* BEGIN MATERIAL FOR THIS TASK *
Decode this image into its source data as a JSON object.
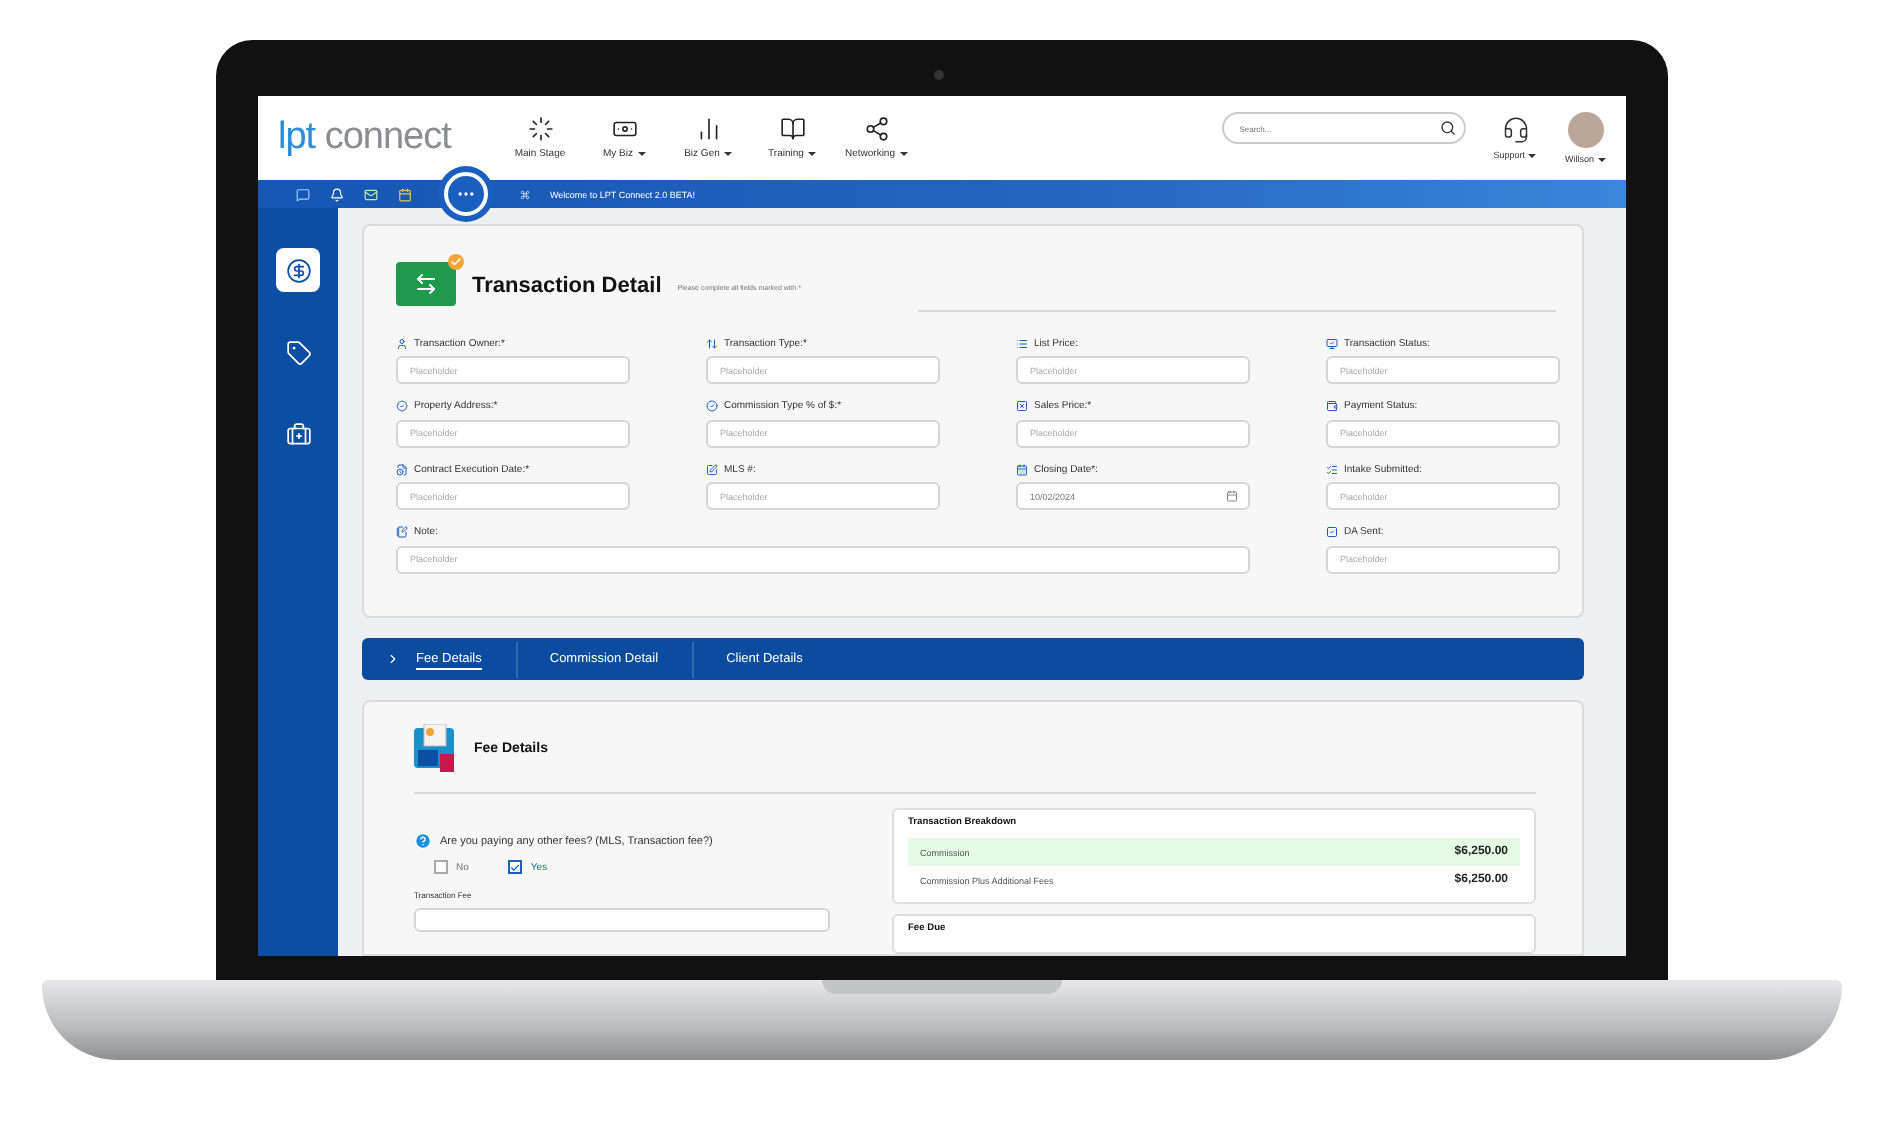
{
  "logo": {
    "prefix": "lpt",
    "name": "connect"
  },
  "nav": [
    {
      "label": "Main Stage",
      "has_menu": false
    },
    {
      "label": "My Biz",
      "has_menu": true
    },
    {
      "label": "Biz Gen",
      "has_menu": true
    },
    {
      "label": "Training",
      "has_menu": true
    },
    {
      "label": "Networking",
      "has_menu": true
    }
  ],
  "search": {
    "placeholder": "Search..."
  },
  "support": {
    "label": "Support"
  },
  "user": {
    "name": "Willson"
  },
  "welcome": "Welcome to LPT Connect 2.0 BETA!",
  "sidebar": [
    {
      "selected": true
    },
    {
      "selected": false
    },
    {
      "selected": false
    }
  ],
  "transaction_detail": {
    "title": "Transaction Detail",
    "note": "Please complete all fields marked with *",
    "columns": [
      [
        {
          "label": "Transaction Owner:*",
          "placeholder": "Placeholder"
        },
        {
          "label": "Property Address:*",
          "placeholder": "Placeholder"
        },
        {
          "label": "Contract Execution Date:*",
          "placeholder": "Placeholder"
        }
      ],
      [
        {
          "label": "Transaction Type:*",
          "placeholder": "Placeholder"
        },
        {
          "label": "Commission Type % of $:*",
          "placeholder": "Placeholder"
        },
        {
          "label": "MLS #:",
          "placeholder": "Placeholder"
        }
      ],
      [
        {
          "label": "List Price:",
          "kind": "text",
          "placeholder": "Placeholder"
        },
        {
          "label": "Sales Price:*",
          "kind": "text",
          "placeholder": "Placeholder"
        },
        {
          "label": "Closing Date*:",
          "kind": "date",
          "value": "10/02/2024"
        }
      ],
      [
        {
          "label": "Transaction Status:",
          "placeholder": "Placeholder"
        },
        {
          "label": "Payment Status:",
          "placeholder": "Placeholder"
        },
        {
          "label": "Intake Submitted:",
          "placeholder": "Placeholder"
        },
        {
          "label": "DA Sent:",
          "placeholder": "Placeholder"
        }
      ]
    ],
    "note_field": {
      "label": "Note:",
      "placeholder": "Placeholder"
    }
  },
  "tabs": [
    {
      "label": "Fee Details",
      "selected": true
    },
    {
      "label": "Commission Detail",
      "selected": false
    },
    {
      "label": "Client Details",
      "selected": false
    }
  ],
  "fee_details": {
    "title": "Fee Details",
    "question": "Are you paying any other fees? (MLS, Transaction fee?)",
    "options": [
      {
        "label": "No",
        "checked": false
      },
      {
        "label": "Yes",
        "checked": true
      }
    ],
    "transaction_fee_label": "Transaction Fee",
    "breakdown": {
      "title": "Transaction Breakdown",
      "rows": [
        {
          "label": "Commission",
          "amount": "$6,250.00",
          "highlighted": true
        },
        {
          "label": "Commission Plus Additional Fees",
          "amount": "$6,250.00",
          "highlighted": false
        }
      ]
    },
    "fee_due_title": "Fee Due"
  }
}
* END MATERIAL FOR THIS TASK *
* BEGIN MATERIAL FOR THIS TASK *
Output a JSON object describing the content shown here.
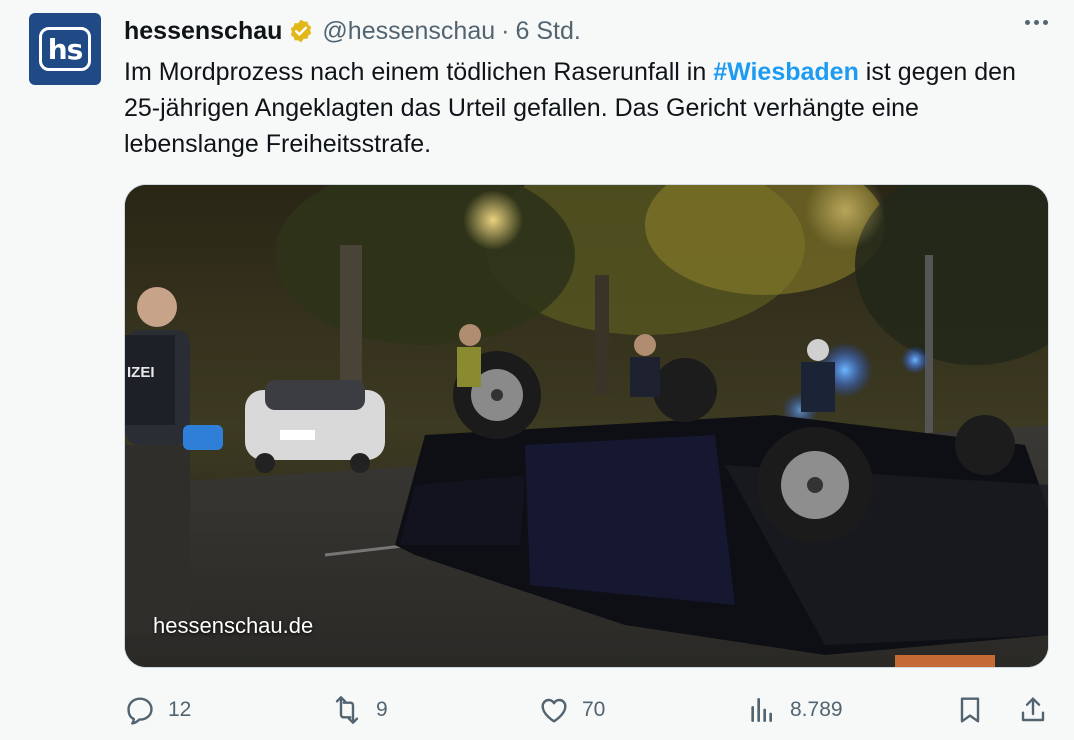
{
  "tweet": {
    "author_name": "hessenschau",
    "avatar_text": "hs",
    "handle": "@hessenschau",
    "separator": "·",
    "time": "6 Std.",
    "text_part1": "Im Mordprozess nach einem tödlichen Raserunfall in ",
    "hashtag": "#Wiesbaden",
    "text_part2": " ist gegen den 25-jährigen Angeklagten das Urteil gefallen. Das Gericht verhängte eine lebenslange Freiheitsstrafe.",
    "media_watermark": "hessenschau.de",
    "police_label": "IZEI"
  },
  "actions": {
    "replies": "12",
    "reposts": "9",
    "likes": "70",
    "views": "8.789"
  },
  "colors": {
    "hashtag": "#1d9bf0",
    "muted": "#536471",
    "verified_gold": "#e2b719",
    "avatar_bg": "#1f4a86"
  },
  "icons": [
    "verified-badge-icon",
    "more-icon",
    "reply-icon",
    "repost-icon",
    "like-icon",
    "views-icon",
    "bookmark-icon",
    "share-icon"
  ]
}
* END MATERIAL FOR THIS TASK *
* **TASK REQUIREMENTS**: Check each line of the data above for the word "JSON" and say how many lines have it. Give the number alone.

* **SOLUTION BELOW**: 2